Objective:
Copy out every record below exactly as written, but leave out any pictures.

Stored rows:
· · · ·

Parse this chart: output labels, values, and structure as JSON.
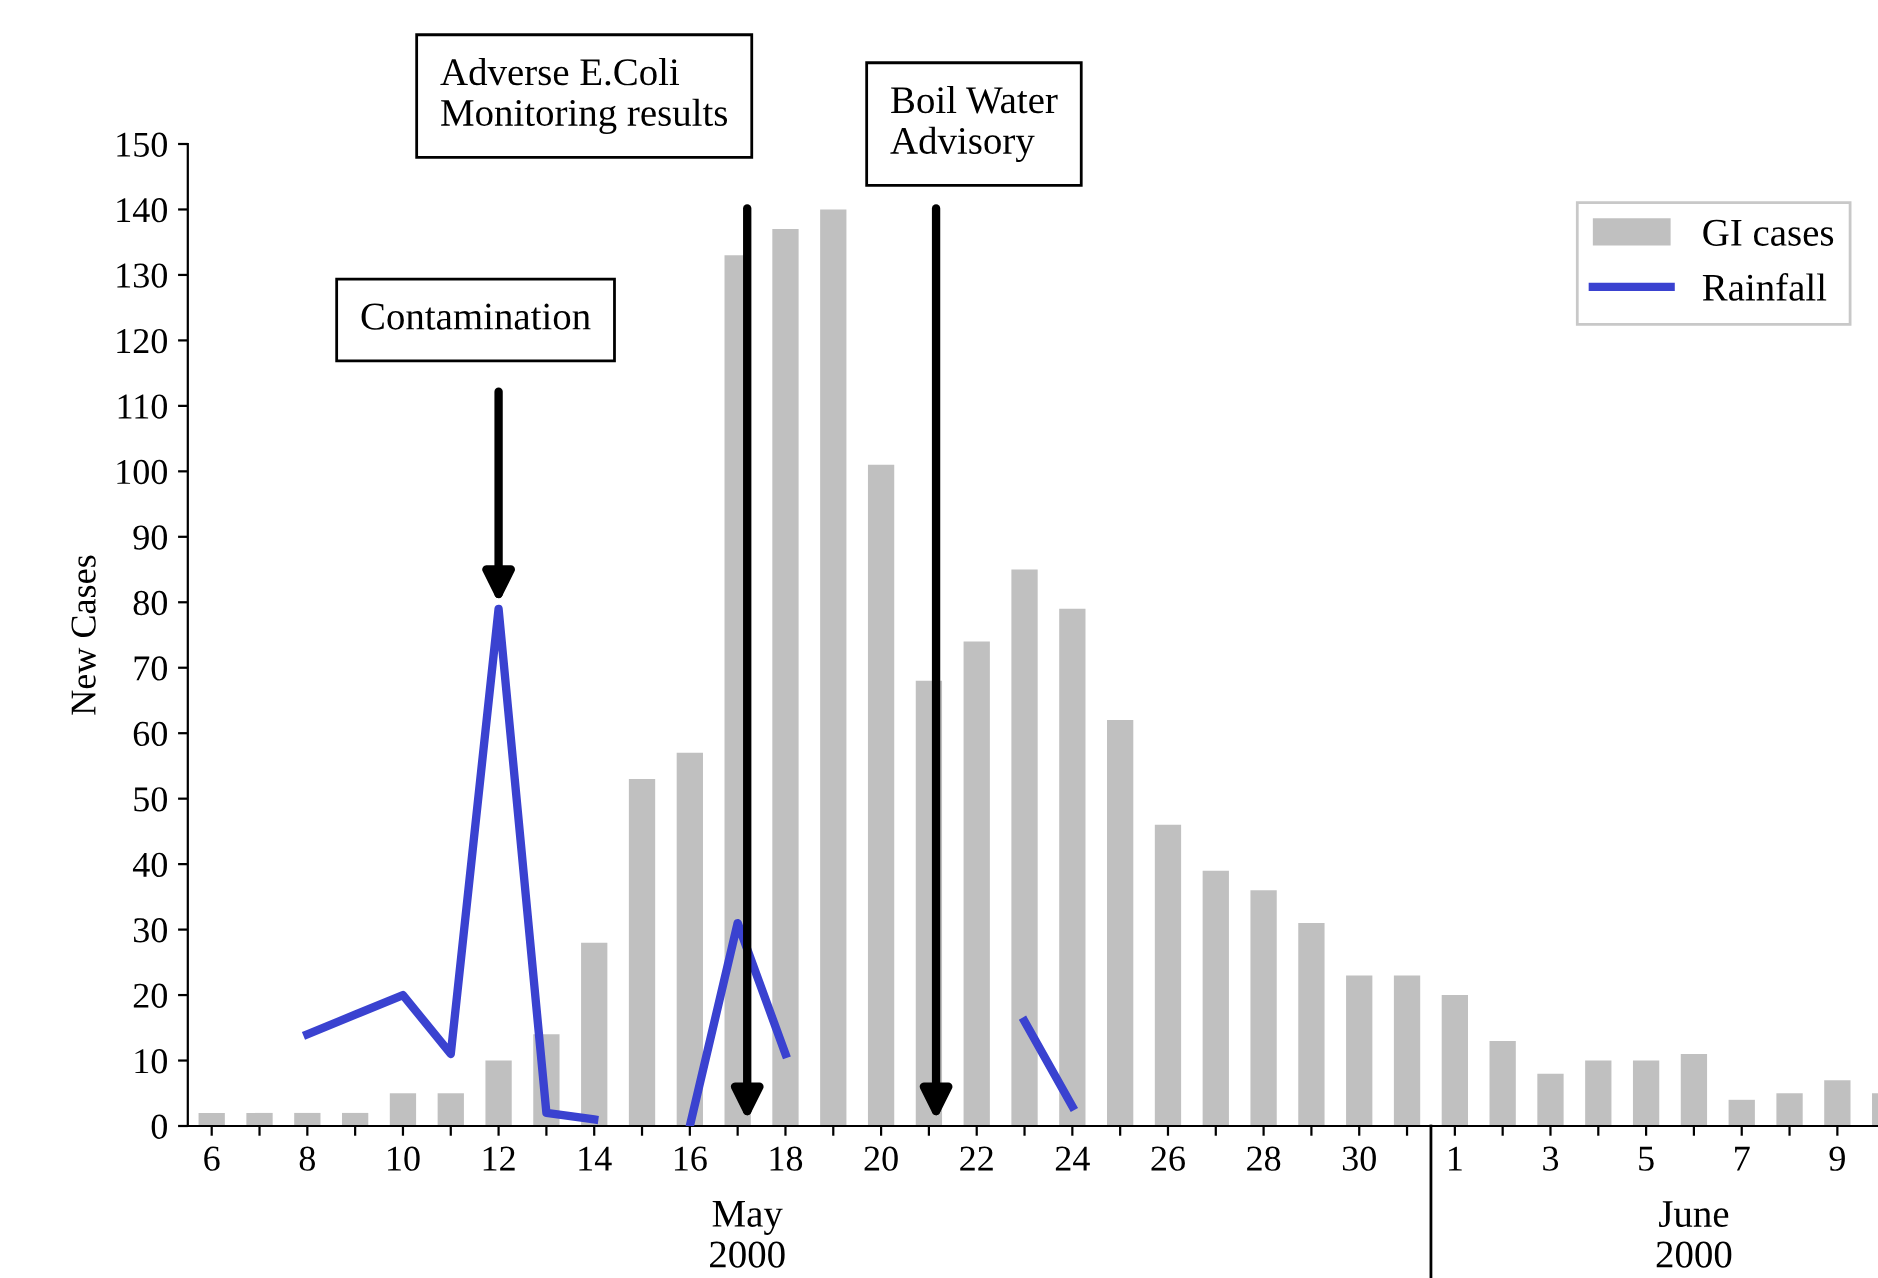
{
  "chart_data": {
    "type": "bar",
    "ylabel": "New Cases",
    "categories": [
      "6",
      null,
      "8",
      null,
      "10",
      null,
      "12",
      null,
      "14",
      null,
      "16",
      null,
      "18",
      null,
      "20",
      null,
      "22",
      null,
      "24",
      null,
      "26",
      null,
      "28",
      null,
      "30",
      null,
      "1",
      null,
      "3",
      null,
      "5",
      null,
      "7",
      null,
      "9",
      null
    ],
    "series": [
      {
        "name": "GI cases",
        "color": "#c0c0c0",
        "values": [
          2,
          2,
          2,
          2,
          5,
          5,
          10,
          14,
          28,
          53,
          57,
          133,
          137,
          140,
          101,
          68,
          74,
          85,
          79,
          62,
          46,
          39,
          36,
          31,
          23,
          23,
          20,
          13,
          8,
          10,
          10,
          11,
          4,
          5,
          7,
          5
        ]
      },
      {
        "name": "Rainfall",
        "type": "line",
        "color": "#3a42d0",
        "values": [
          null,
          null,
          14,
          17,
          20,
          11,
          79,
          2,
          1,
          null,
          0,
          31,
          11,
          null,
          null,
          null,
          null,
          16,
          3,
          null,
          null,
          null,
          null,
          null,
          null,
          null,
          null,
          null,
          null,
          null,
          null,
          null,
          null,
          null,
          null,
          null
        ]
      }
    ],
    "ylim": [
      0,
      150
    ],
    "yticks": [
      0,
      10,
      20,
      30,
      40,
      50,
      60,
      70,
      80,
      90,
      100,
      110,
      120,
      130,
      140,
      150
    ],
    "legend": "top right",
    "grid": false,
    "annotations": [
      "Contamination",
      "Adverse E.Coli\nMonitoring results",
      "Boil Water\nAdvisory",
      "May\n2000",
      "June\n2000"
    ]
  }
}
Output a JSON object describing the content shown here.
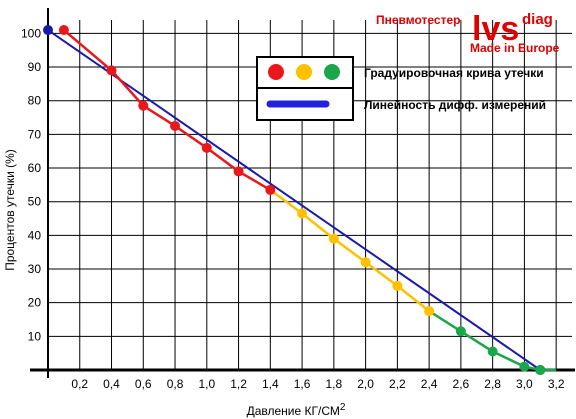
{
  "chart_data": {
    "type": "line",
    "xlabel": "Давление КГ/СМ",
    "xlabel_superscript": "2",
    "ylabel": "Процентов утечки (%)",
    "xlim": [
      0,
      3.3
    ],
    "ylim": [
      0,
      105
    ],
    "grid": true,
    "x_ticks": [
      "0,2",
      "0,4",
      "0,6",
      "0,8",
      "1,0",
      "1,2",
      "1,4",
      "1,6",
      "1,8",
      "2,0",
      "2,2",
      "2,4",
      "2,6",
      "2,8",
      "3,0",
      "3,2"
    ],
    "y_ticks": [
      "10",
      "20",
      "30",
      "40",
      "50",
      "60",
      "70",
      "80",
      "90",
      "100"
    ],
    "series": [
      {
        "name": "Градуировочная крива утечки",
        "segments": [
          {
            "color": "#e8181b",
            "points": [
              [
                0.1,
                101
              ],
              [
                0.4,
                89
              ],
              [
                0.6,
                78.5
              ],
              [
                0.8,
                72.5
              ],
              [
                1.0,
                66
              ],
              [
                1.2,
                59
              ],
              [
                1.4,
                53.5
              ]
            ]
          },
          {
            "color": "#ffc000",
            "points": [
              [
                1.4,
                53.5
              ],
              [
                1.6,
                46.5
              ],
              [
                1.8,
                39
              ],
              [
                2.0,
                32
              ],
              [
                2.2,
                25
              ],
              [
                2.4,
                17.5
              ]
            ]
          },
          {
            "color": "#1aa64a",
            "points": [
              [
                2.4,
                17.5
              ],
              [
                2.6,
                11.5
              ],
              [
                2.8,
                5.5
              ],
              [
                3.0,
                1
              ],
              [
                3.1,
                0
              ],
              [
                3.2,
                0
              ]
            ]
          }
        ]
      },
      {
        "name": "Линейность дифф. измерений",
        "color": "#1a1aa8",
        "points": [
          [
            0,
            101
          ],
          [
            3.1,
            0
          ]
        ]
      }
    ],
    "legend": {
      "placement": "top-right",
      "items": [
        {
          "label": "Градуировочная крива утечки",
          "marker": "dots",
          "colors": [
            "#e8181b",
            "#ffc000",
            "#1aa64a"
          ]
        },
        {
          "label": "Линейность дифф. измерений",
          "marker": "bar",
          "colors": [
            "#2222dd"
          ]
        }
      ]
    }
  },
  "brand": {
    "prefix": "Пневмотестер",
    "logo_main": "lvs",
    "logo_sub": "diag",
    "tagline": "Made in Europe"
  }
}
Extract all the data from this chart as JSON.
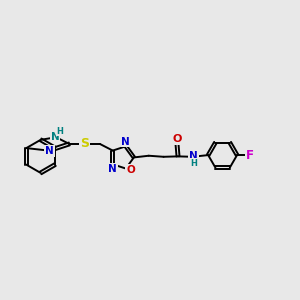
{
  "bg_color": "#e8e8e8",
  "bond_color": "#000000",
  "bond_lw": 1.4,
  "atom_colors": {
    "N": "#0000cc",
    "O": "#cc0000",
    "S": "#cccc00",
    "F": "#cc00cc",
    "NH_teal": "#008080",
    "C": "#000000"
  },
  "font_size": 7.5,
  "fig_bg": "#e8e8e8"
}
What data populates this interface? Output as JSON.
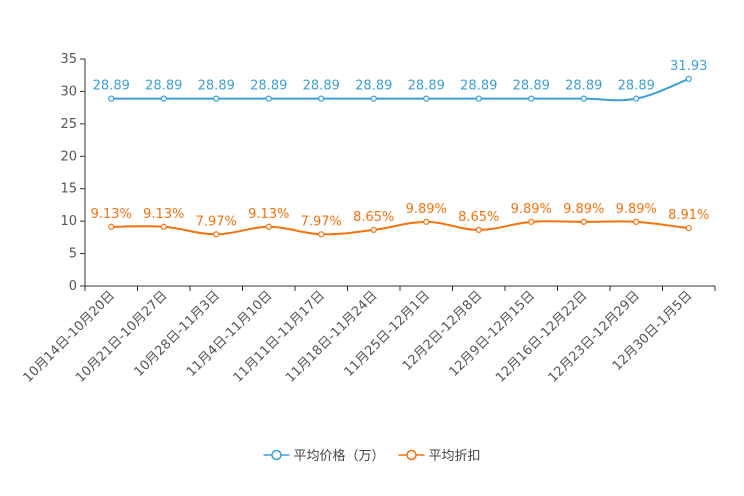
{
  "chart_data": {
    "type": "line",
    "title": "",
    "xlabel": "",
    "ylabel": "",
    "ylim": [
      0,
      35
    ],
    "yticks": [
      0,
      5,
      10,
      15,
      20,
      25,
      30,
      35
    ],
    "grid": false,
    "legend_position": "bottom-center",
    "categories": [
      "10月14日-10月20日",
      "10月21日-10月27日",
      "10月28日-11月3日",
      "11月4日-11月10日",
      "11月11日-11月17日",
      "11月18日-11月24日",
      "11月25日-12月1日",
      "12月2日-12月8日",
      "12月9日-12月15日",
      "12月16日-12月22日",
      "12月23日-12月29日",
      "12月30日-1月5日"
    ],
    "series": [
      {
        "name": "平均价格（万）",
        "color": "#3d9fd6",
        "values": [
          28.89,
          28.89,
          28.89,
          28.89,
          28.89,
          28.89,
          28.89,
          28.89,
          28.89,
          28.89,
          28.89,
          31.93
        ],
        "labels": [
          "28.89",
          "28.89",
          "28.89",
          "28.89",
          "28.89",
          "28.89",
          "28.89",
          "28.89",
          "28.89",
          "28.89",
          "28.89",
          "31.93"
        ]
      },
      {
        "name": "平均折扣",
        "color": "#f5720f",
        "values": [
          9.13,
          9.13,
          7.97,
          9.13,
          7.97,
          8.65,
          9.89,
          8.65,
          9.89,
          9.89,
          9.89,
          8.91
        ],
        "labels": [
          "9.13%",
          "9.13%",
          "7.97%",
          "9.13%",
          "7.97%",
          "8.65%",
          "9.89%",
          "8.65%",
          "9.89%",
          "9.89%",
          "9.89%",
          "8.91%"
        ]
      }
    ]
  }
}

· · · ·

Answer to the task:
Parse this chart: output labels, values, and structure as JSON.
{
  "chart_data": {
    "type": "bar",
    "ylabel": "New Cases",
    "categories": [
      "6",
      null,
      "8",
      null,
      "10",
      null,
      "12",
      null,
      "14",
      null,
      "16",
      null,
      "18",
      null,
      "20",
      null,
      "22",
      null,
      "24",
      null,
      "26",
      null,
      "28",
      null,
      "30",
      null,
      "1",
      null,
      "3",
      null,
      "5",
      null,
      "7",
      null,
      "9",
      null
    ],
    "series": [
      {
        "name": "GI cases",
        "color": "#c0c0c0",
        "values": [
          2,
          2,
          2,
          2,
          5,
          5,
          10,
          14,
          28,
          53,
          57,
          133,
          137,
          140,
          101,
          68,
          74,
          85,
          79,
          62,
          46,
          39,
          36,
          31,
          23,
          23,
          20,
          13,
          8,
          10,
          10,
          11,
          4,
          5,
          7,
          5
        ]
      },
      {
        "name": "Rainfall",
        "type": "line",
        "color": "#3a42d0",
        "values": [
          null,
          null,
          14,
          17,
          20,
          11,
          79,
          2,
          1,
          null,
          0,
          31,
          11,
          null,
          null,
          null,
          null,
          16,
          3,
          null,
          null,
          null,
          null,
          null,
          null,
          null,
          null,
          null,
          null,
          null,
          null,
          null,
          null,
          null,
          null,
          null
        ]
      }
    ],
    "ylim": [
      0,
      150
    ],
    "yticks": [
      0,
      10,
      20,
      30,
      40,
      50,
      60,
      70,
      80,
      90,
      100,
      110,
      120,
      130,
      140,
      150
    ],
    "legend": "top right",
    "grid": false,
    "annotations": [
      "Contamination",
      "Adverse E.Coli\nMonitoring results",
      "Boil Water\nAdvisory",
      "May\n2000",
      "June\n2000"
    ]
  }
}
Output a JSON object describing the content shown here.
{
  "chart_data": {
    "type": "line",
    "xlabel": "Давление КГ/СМ",
    "xlabel_superscript": "2",
    "ylabel": "Процентов утечки (%)",
    "xlim": [
      0,
      3.3
    ],
    "ylim": [
      0,
      105
    ],
    "grid": true,
    "x_ticks": [
      "0,2",
      "0,4",
      "0,6",
      "0,8",
      "1,0",
      "1,2",
      "1,4",
      "1,6",
      "1,8",
      "2,0",
      "2,2",
      "2,4",
      "2,6",
      "2,8",
      "3,0",
      "3,2"
    ],
    "y_ticks": [
      "10",
      "20",
      "30",
      "40",
      "50",
      "60",
      "70",
      "80",
      "90",
      "100"
    ],
    "series": [
      {
        "name": "Градуировочная крива утечки",
        "segments": [
          {
            "color": "#e8181b",
            "points": [
              [
                0.1,
                101
              ],
              [
                0.4,
                89
              ],
              [
                0.6,
                78.5
              ],
              [
                0.8,
                72.5
              ],
              [
                1.0,
                66
              ],
              [
                1.2,
                59
              ],
              [
                1.4,
                53.5
              ]
            ]
          },
          {
            "color": "#ffc000",
            "points": [
              [
                1.4,
                53.5
              ],
              [
                1.6,
                46.5
              ],
              [
                1.8,
                39
              ],
              [
                2.0,
                32
              ],
              [
                2.2,
                25
              ],
              [
                2.4,
                17.5
              ]
            ]
          },
          {
            "color": "#1aa64a",
            "points": [
              [
                2.4,
                17.5
              ],
              [
                2.6,
                11.5
              ],
              [
                2.8,
                5.5
              ],
              [
                3.0,
                1
              ],
              [
                3.1,
                0
              ],
              [
                3.2,
                0
              ]
            ]
          }
        ]
      },
      {
        "name": "Линейность дифф. измерений",
        "color": "#1a1aa8",
        "points": [
          [
            0,
            101
          ],
          [
            3.1,
            0
          ]
        ]
      }
    ],
    "legend": {
      "placement": "top-right",
      "items": [
        {
          "label": "Градуировочная крива утечки",
          "marker": "dots",
          "colors": [
            "#e8181b",
            "#ffc000",
            "#1aa64a"
          ]
        },
        {
          "label": "Линейность дифф. измерений",
          "marker": "bar",
          "colors": [
            "#2222dd"
          ]
        }
      ]
    }
  },
  "brand": {
    "prefix": "Пневмотестер",
    "logo_main": "lvs",
    "logo_sub": "diag",
    "tagline": "Made in Europe"
  }
}
Extract all the data from this chart as JSON.
{
  "bg_color": "#e8e8e8",
  "bond_color": "#000000",
  "bond_lw": 1.4,
  "atom_colors": {
    "N": "#0000cc",
    "O": "#cc0000",
    "S": "#cccc00",
    "F": "#cc00cc",
    "NH_teal": "#008080",
    "C": "#000000"
  },
  "font_size": 7.5,
  "fig_bg": "#e8e8e8"
}
What data populates this interface? Output as JSON.
{
  "chart_data": {
    "type": "line",
    "title": "",
    "xlabel": "",
    "ylabel": "",
    "ylim": [
      0,
      35
    ],
    "yticks": [
      0,
      5,
      10,
      15,
      20,
      25,
      30,
      35
    ],
    "grid": false,
    "legend_position": "bottom-center",
    "categories": [
      "10月14日-10月20日",
      "10月21日-10月27日",
      "10月28日-11月3日",
      "11月4日-11月10日",
      "11月11日-11月17日",
      "11月18日-11月24日",
      "11月25日-12月1日",
      "12月2日-12月8日",
      "12月9日-12月15日",
      "12月16日-12月22日",
      "12月23日-12月29日",
      "12月30日-1月5日"
    ],
    "series": [
      {
        "name": "平均价格（万）",
        "color": "#3d9fd6",
        "values": [
          28.89,
          28.89,
          28.89,
          28.89,
          28.89,
          28.89,
          28.89,
          28.89,
          28.89,
          28.89,
          28.89,
          31.93
        ],
        "labels": [
          "28.89",
          "28.89",
          "28.89",
          "28.89",
          "28.89",
          "28.89",
          "28.89",
          "28.89",
          "28.89",
          "28.89",
          "28.89",
          "31.93"
        ]
      },
      {
        "name": "平均折扣",
        "color": "#f5720f",
        "values": [
          9.13,
          9.13,
          7.97,
          9.13,
          7.97,
          8.65,
          9.89,
          8.65,
          9.89,
          9.89,
          9.89,
          8.91
        ],
        "labels": [
          "9.13%",
          "9.13%",
          "7.97%",
          "9.13%",
          "7.97%",
          "8.65%",
          "9.89%",
          "8.65%",
          "9.89%",
          "9.89%",
          "9.89%",
          "8.91%"
        ]
      }
    ]
  }
}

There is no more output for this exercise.